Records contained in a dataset

▽

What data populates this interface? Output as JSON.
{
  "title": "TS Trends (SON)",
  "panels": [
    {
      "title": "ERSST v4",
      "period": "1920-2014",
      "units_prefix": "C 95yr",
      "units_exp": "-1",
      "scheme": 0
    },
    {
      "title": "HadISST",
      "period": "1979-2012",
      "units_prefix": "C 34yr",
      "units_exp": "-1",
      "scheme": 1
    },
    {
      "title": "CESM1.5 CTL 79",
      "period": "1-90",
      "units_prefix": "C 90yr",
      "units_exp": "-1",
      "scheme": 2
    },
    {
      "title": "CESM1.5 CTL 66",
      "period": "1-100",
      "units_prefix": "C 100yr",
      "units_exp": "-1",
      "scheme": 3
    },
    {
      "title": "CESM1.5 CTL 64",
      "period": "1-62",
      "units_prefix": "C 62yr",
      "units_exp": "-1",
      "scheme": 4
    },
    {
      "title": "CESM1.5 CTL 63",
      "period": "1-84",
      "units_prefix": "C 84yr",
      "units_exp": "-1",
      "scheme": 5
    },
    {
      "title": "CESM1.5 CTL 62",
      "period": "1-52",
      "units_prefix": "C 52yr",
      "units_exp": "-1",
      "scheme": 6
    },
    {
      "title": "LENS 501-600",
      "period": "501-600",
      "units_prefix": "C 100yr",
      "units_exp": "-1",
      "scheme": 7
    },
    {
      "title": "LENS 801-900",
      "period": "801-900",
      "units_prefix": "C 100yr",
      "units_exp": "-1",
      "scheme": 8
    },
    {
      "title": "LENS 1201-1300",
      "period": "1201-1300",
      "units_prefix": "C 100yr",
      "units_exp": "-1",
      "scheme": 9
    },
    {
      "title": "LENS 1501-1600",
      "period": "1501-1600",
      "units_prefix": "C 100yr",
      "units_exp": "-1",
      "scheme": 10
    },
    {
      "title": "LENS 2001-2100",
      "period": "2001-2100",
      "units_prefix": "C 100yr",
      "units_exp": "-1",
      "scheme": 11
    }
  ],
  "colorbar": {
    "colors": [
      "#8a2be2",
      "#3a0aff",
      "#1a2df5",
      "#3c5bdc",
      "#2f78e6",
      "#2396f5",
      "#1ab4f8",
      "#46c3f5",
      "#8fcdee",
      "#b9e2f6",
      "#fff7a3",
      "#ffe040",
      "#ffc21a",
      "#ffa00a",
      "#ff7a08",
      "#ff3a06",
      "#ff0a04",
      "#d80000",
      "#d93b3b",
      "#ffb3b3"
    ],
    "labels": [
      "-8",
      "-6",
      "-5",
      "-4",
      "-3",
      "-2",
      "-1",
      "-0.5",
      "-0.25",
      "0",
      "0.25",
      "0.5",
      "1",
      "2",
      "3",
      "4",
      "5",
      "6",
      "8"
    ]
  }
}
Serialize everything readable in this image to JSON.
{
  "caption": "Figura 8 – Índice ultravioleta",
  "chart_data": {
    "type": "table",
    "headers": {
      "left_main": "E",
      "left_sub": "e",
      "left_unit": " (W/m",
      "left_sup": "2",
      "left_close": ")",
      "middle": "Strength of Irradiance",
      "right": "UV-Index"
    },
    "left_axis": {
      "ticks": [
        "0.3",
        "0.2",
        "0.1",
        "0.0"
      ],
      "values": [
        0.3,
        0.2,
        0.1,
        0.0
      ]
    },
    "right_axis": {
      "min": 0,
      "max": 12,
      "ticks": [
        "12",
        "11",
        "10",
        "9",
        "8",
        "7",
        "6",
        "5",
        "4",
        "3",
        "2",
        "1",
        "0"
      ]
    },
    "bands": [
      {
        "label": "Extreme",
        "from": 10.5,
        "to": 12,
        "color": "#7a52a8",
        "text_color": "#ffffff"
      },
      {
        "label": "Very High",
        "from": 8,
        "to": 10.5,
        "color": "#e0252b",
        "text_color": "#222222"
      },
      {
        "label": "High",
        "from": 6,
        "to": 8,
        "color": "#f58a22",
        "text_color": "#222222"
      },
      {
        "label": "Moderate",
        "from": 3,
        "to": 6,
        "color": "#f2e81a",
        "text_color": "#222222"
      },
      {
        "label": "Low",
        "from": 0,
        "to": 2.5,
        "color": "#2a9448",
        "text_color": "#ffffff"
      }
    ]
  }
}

△

TO DO
Could you quote, exactly as they appear, the line containing "Serialize everything readable" and every line after it to the end of the records above?

THE SOLUTION
Serialize everything readable in this image to JSON.
{
  "caption": "Figura 8 – Índice ultravioleta",
  "chart_data": {
    "type": "table",
    "headers": {
      "left_main": "E",
      "left_sub": "e",
      "left_unit": " (W/m",
      "left_sup": "2",
      "left_close": ")",
      "middle": "Strength of Irradiance",
      "right": "UV-Index"
    },
    "left_axis": {
      "ticks": [
        "0.3",
        "0.2",
        "0.1",
        "0.0"
      ],
      "values": [
        0.3,
        0.2,
        0.1,
        0.0
      ]
    },
    "right_axis": {
      "min": 0,
      "max": 12,
      "ticks": [
        "12",
        "11",
        "10",
        "9",
        "8",
        "7",
        "6",
        "5",
        "4",
        "3",
        "2",
        "1",
        "0"
      ]
    },
    "bands": [
      {
        "label": "Extreme",
        "from": 10.5,
        "to": 12,
        "color": "#7a52a8",
        "text_color": "#ffffff"
      },
      {
        "label": "Very High",
        "from": 8,
        "to": 10.5,
        "color": "#e0252b",
        "text_color": "#222222"
      },
      {
        "label": "High",
        "from": 6,
        "to": 8,
        "color": "#f58a22",
        "text_color": "#222222"
      },
      {
        "label": "Moderate",
        "from": 3,
        "to": 6,
        "color": "#f2e81a",
        "text_color": "#222222"
      },
      {
        "label": "Low",
        "from": 0,
        "to": 2.5,
        "color": "#2a9448",
        "text_color": "#ffffff"
      }
    ]
  }
}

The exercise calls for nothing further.